| Records supplied |
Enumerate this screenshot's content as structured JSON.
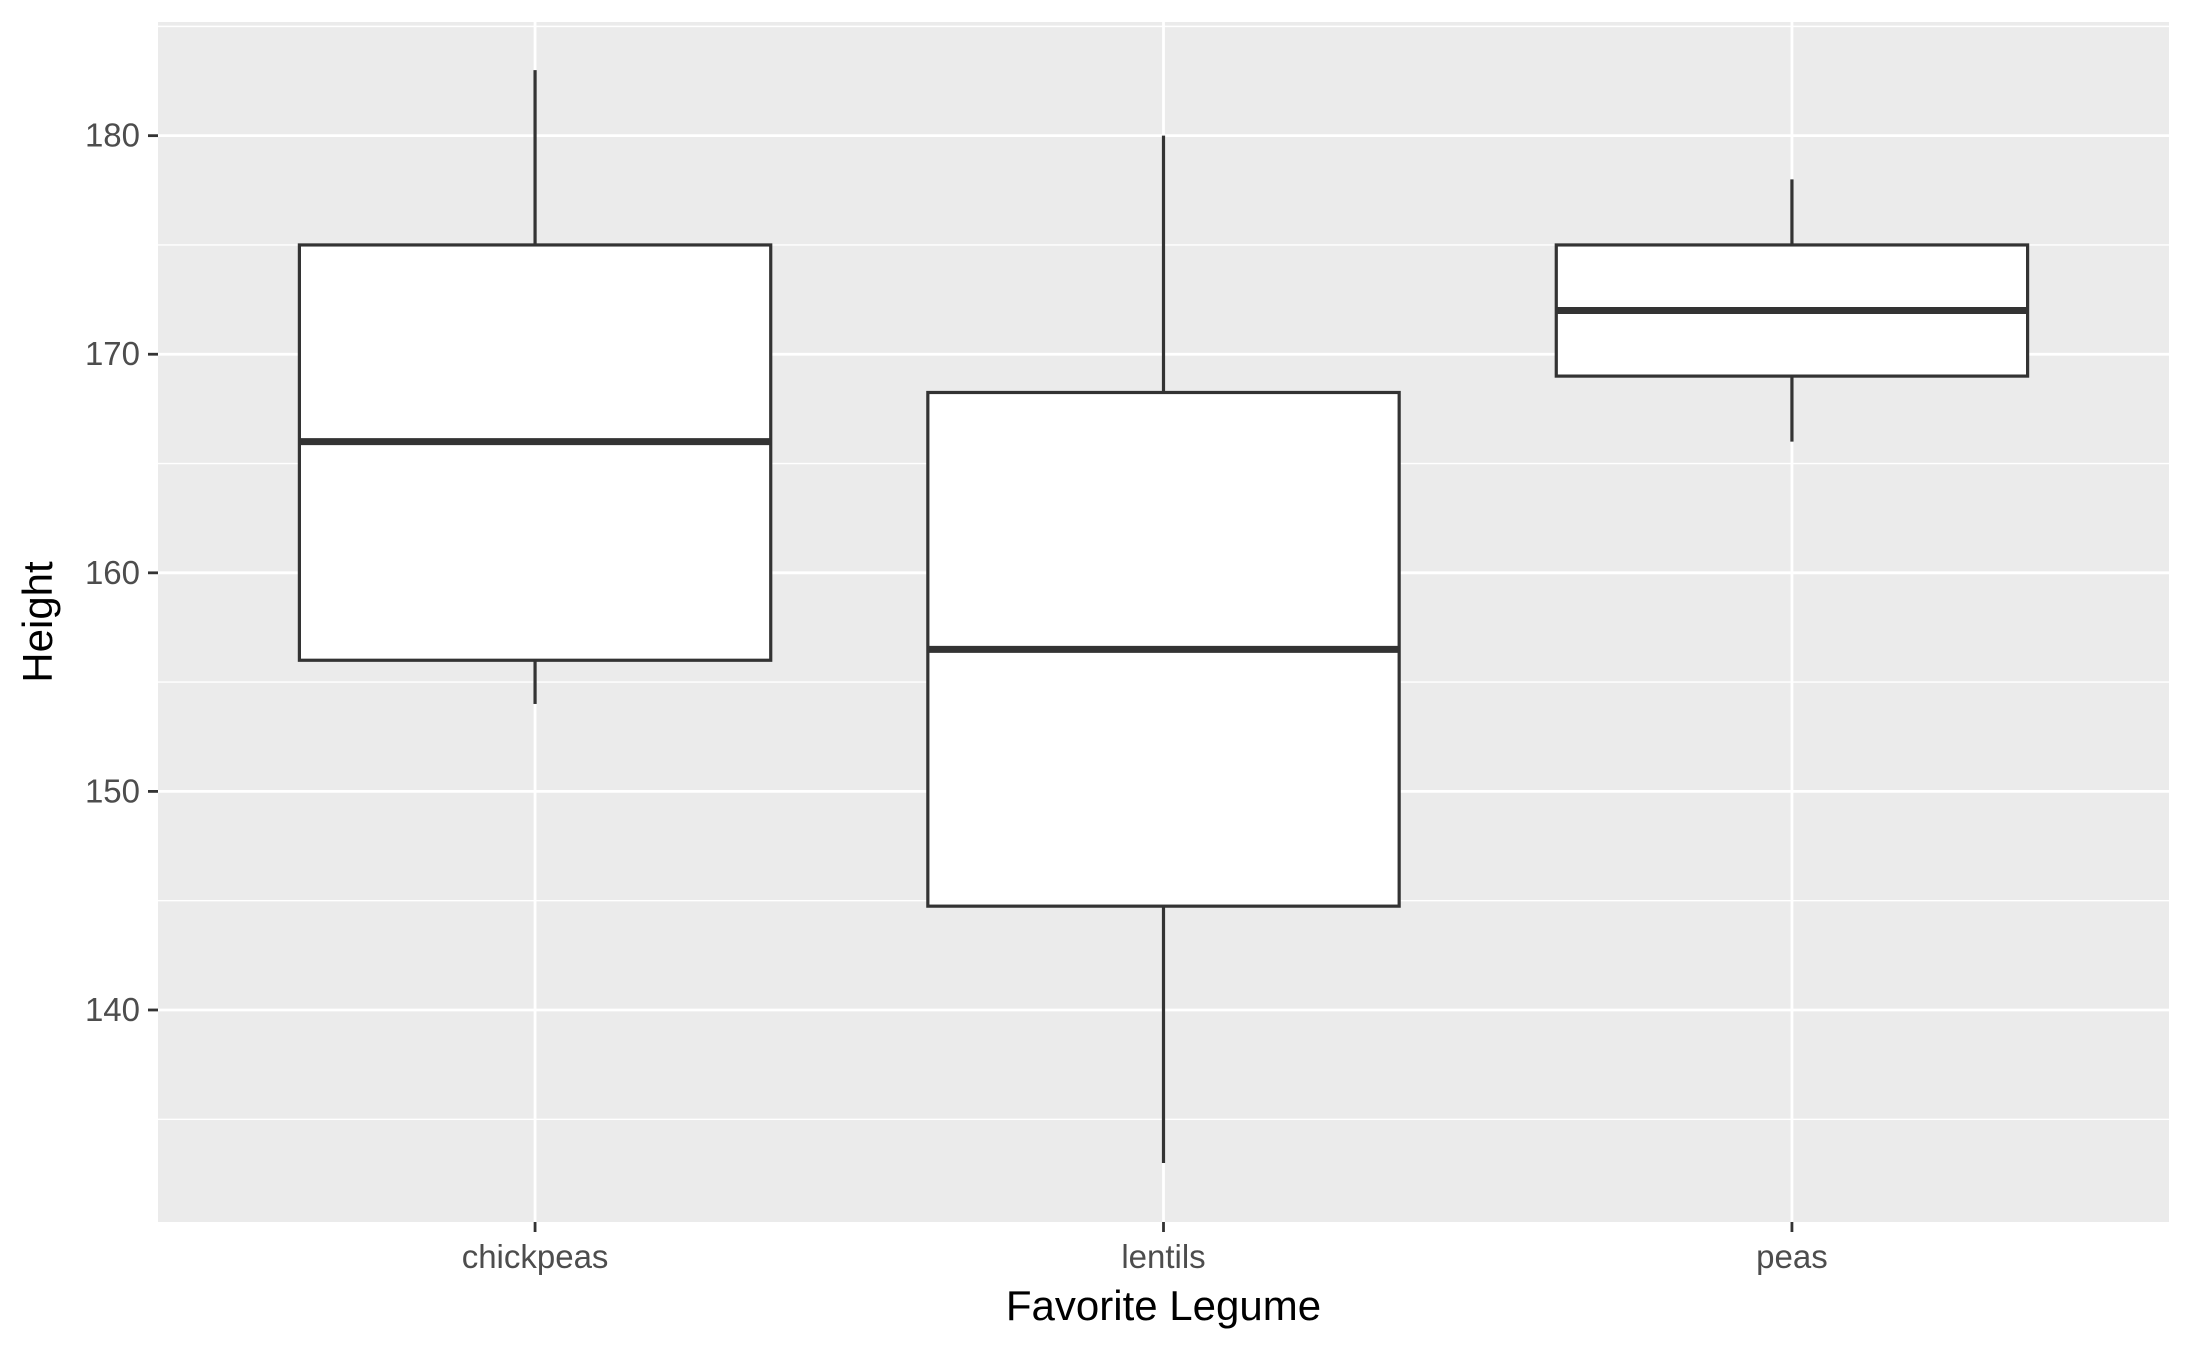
{
  "chart_data": {
    "type": "boxplot",
    "title": "",
    "xlabel": "Favorite Legume",
    "ylabel": "Height",
    "ylim": [
      130.3,
      185.2
    ],
    "yticks": [
      140,
      150,
      160,
      170,
      180
    ],
    "ytick_labels": [
      "140",
      "150",
      "160",
      "170",
      "180"
    ],
    "grid": true,
    "categories": [
      "chickpeas",
      "lentils",
      "peas"
    ],
    "boxes": [
      {
        "category": "chickpeas",
        "whisker_low": 154,
        "q1": 156,
        "median": 166,
        "q3": 175,
        "whisker_high": 183
      },
      {
        "category": "lentils",
        "whisker_low": 133,
        "q1": 144.75,
        "median": 156.5,
        "q3": 168.25,
        "whisker_high": 180
      },
      {
        "category": "peas",
        "whisker_low": 166,
        "q1": 169,
        "median": 172,
        "q3": 175,
        "whisker_high": 178
      }
    ],
    "colors": {
      "panel_background": "#ebebeb",
      "grid_major": "#ffffff",
      "grid_minor": "#ffffff",
      "box_fill": "#ffffff",
      "box_line": "#333333",
      "tick_mark": "#333333",
      "tick_text": "#4d4d4d",
      "axis_title": "#000000"
    }
  }
}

| What you are asked to do |
Copy every record above exactly, leaving out any pictures.

| Task solution |
Enumerate this screenshot's content as structured JSON.
{
  "chart_data": {
    "type": "boxplot",
    "title": "",
    "xlabel": "Favorite Legume",
    "ylabel": "Height",
    "ylim": [
      130.3,
      185.2
    ],
    "yticks": [
      140,
      150,
      160,
      170,
      180
    ],
    "ytick_labels": [
      "140",
      "150",
      "160",
      "170",
      "180"
    ],
    "grid": true,
    "categories": [
      "chickpeas",
      "lentils",
      "peas"
    ],
    "boxes": [
      {
        "category": "chickpeas",
        "whisker_low": 154,
        "q1": 156,
        "median": 166,
        "q3": 175,
        "whisker_high": 183
      },
      {
        "category": "lentils",
        "whisker_low": 133,
        "q1": 144.75,
        "median": 156.5,
        "q3": 168.25,
        "whisker_high": 180
      },
      {
        "category": "peas",
        "whisker_low": 166,
        "q1": 169,
        "median": 172,
        "q3": 175,
        "whisker_high": 178
      }
    ],
    "colors": {
      "panel_background": "#ebebeb",
      "grid_major": "#ffffff",
      "grid_minor": "#ffffff",
      "box_fill": "#ffffff",
      "box_line": "#333333",
      "tick_mark": "#333333",
      "tick_text": "#4d4d4d",
      "axis_title": "#000000"
    }
  }
}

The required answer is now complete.